Uit te voeren werk: Geef de regels vanaf het begin tot en met de regel met "y-tick-label: 0.0 — [56, 242, 74, 255]" weer als een Markdown-tabel met de kolommen Nr. en Regel. Laat daarbij lege regels weg.

Opgeslagen regels:

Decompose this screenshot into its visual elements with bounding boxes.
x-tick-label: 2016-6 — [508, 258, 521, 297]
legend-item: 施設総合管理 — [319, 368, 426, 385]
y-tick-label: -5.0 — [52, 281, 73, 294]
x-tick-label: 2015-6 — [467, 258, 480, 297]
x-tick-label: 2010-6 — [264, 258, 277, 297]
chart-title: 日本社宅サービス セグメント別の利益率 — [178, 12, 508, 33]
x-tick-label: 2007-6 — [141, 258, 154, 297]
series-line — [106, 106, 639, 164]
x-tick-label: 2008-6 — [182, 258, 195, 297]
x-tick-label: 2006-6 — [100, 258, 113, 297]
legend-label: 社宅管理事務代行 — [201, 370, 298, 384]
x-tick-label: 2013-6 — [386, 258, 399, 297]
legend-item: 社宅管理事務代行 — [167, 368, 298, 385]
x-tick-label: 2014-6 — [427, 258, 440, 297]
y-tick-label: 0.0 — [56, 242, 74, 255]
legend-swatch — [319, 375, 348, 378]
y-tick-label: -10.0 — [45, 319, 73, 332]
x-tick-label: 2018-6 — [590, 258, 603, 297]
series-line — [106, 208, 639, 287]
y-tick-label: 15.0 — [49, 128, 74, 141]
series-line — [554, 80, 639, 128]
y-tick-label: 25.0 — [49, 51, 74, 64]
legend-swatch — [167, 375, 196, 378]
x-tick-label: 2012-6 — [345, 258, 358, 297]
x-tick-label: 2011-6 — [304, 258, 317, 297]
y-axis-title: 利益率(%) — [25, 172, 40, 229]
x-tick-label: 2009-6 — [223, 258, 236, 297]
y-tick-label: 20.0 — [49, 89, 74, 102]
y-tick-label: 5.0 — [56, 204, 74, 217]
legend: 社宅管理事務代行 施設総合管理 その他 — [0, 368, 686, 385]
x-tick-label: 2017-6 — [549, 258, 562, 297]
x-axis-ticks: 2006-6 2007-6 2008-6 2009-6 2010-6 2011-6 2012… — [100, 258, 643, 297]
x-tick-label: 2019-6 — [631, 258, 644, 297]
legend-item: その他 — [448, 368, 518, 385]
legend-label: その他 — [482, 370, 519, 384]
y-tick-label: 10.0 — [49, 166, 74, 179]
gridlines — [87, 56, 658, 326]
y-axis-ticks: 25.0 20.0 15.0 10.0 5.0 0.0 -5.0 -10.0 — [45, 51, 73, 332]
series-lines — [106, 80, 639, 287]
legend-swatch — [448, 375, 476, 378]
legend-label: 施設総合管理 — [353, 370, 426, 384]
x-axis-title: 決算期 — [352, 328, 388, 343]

Volledig antwoord:
| Nr. | Regel |
|---|---|
| 1 | Decompose this screenshot into its visual elements with bounding boxes. |
| 2 | x-tick-label: 2016-6 — [508, 258, 521, 297] |
| 3 | legend-item: 施設総合管理 — [319, 368, 426, 385] |
| 4 | y-tick-label: -5.0 — [52, 281, 73, 294] |
| 5 | x-tick-label: 2015-6 — [467, 258, 480, 297] |
| 6 | x-tick-label: 2010-6 — [264, 258, 277, 297] |
| 7 | chart-title: 日本社宅サービス セグメント別の利益率 — [178, 12, 508, 33] |
| 8 | x-tick-label: 2007-6 — [141, 258, 154, 297] |
| 9 | series-line — [106, 106, 639, 164] |
| 10 | x-tick-label: 2008-6 — [182, 258, 195, 297] |
| 11 | x-tick-label: 2006-6 — [100, 258, 113, 297] |
| 12 | legend-label: 社宅管理事務代行 — [201, 370, 298, 384] |
| 13 | x-tick-label: 2013-6 — [386, 258, 399, 297] |
| 14 | legend-item: 社宅管理事務代行 — [167, 368, 298, 385] |
| 15 | x-tick-label: 2014-6 — [427, 258, 440, 297] |
| 16 | y-tick-label: 0.0 — [56, 242, 74, 255] |